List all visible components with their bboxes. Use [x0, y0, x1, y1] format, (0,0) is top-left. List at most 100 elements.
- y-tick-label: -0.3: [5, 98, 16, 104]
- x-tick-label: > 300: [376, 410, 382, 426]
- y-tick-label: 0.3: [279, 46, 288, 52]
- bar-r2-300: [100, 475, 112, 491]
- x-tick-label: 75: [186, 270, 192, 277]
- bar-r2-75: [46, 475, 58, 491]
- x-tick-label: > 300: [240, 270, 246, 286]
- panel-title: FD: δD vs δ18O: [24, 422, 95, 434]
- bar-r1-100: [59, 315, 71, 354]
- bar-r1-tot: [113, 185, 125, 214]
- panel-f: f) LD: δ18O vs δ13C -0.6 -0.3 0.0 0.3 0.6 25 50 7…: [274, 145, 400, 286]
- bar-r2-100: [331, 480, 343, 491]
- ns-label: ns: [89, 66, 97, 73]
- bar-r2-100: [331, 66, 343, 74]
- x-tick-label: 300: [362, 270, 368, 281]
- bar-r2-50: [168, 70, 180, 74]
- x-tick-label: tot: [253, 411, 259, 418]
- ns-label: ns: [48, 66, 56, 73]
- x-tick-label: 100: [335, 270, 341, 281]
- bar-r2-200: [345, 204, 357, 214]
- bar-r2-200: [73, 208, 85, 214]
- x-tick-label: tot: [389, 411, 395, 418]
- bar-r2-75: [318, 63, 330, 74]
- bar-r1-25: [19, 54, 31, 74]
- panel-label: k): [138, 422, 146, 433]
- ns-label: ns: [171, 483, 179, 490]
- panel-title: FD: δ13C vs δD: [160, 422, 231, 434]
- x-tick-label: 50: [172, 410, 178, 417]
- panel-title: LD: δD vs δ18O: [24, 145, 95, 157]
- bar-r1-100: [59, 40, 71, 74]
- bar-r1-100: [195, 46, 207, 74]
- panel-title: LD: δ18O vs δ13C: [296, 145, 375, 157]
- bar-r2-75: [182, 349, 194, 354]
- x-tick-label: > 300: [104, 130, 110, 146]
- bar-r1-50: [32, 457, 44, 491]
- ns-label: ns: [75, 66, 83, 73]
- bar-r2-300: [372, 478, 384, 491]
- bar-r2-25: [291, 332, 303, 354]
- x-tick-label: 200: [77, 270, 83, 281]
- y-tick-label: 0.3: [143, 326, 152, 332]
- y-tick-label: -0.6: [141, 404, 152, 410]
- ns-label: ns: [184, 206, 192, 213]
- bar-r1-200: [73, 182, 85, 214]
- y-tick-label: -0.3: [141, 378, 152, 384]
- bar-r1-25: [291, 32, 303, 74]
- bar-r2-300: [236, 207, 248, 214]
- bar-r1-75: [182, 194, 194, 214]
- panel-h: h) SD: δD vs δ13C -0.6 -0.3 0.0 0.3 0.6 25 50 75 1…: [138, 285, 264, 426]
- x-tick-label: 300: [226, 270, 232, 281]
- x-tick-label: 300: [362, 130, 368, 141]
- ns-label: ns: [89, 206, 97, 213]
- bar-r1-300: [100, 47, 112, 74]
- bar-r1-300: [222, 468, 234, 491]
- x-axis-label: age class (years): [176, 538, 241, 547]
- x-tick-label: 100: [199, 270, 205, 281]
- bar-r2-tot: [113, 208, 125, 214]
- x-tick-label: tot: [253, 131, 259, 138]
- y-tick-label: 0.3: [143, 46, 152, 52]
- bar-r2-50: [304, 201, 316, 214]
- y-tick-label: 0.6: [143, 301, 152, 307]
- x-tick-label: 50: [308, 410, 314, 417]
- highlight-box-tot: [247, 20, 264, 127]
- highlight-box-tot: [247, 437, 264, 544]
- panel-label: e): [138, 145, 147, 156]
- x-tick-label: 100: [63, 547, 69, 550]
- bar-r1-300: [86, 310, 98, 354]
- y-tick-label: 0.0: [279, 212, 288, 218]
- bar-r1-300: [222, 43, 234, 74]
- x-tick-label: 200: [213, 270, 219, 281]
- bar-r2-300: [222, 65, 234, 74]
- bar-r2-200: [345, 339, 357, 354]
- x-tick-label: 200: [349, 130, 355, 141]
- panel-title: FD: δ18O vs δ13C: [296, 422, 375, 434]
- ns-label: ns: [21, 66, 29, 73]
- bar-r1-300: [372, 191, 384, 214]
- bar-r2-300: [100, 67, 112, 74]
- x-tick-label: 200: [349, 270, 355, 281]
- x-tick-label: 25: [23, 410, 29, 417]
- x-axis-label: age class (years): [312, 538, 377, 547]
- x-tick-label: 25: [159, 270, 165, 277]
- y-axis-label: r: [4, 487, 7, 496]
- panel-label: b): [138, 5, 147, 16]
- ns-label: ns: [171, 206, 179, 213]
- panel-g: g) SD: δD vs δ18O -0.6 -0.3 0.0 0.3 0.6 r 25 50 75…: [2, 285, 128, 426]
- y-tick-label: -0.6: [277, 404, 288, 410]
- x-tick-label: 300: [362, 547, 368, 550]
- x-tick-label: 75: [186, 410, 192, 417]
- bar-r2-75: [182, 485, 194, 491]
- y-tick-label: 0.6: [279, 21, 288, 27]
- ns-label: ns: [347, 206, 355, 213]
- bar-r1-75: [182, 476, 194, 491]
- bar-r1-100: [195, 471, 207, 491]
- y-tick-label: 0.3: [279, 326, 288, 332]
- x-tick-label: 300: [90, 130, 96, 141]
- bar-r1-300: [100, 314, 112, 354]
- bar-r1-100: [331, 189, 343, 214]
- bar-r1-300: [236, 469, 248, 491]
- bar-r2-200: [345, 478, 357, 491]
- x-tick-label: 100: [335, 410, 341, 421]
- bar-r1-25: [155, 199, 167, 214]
▬▬▬▬▬▬▬▬▬▬
# Consigne:
Comptez les lignes du matériel qui contiennent la chaîne « axis », en respectant la casse. Donnez uniquement ce nombre.

# Solution complète:
3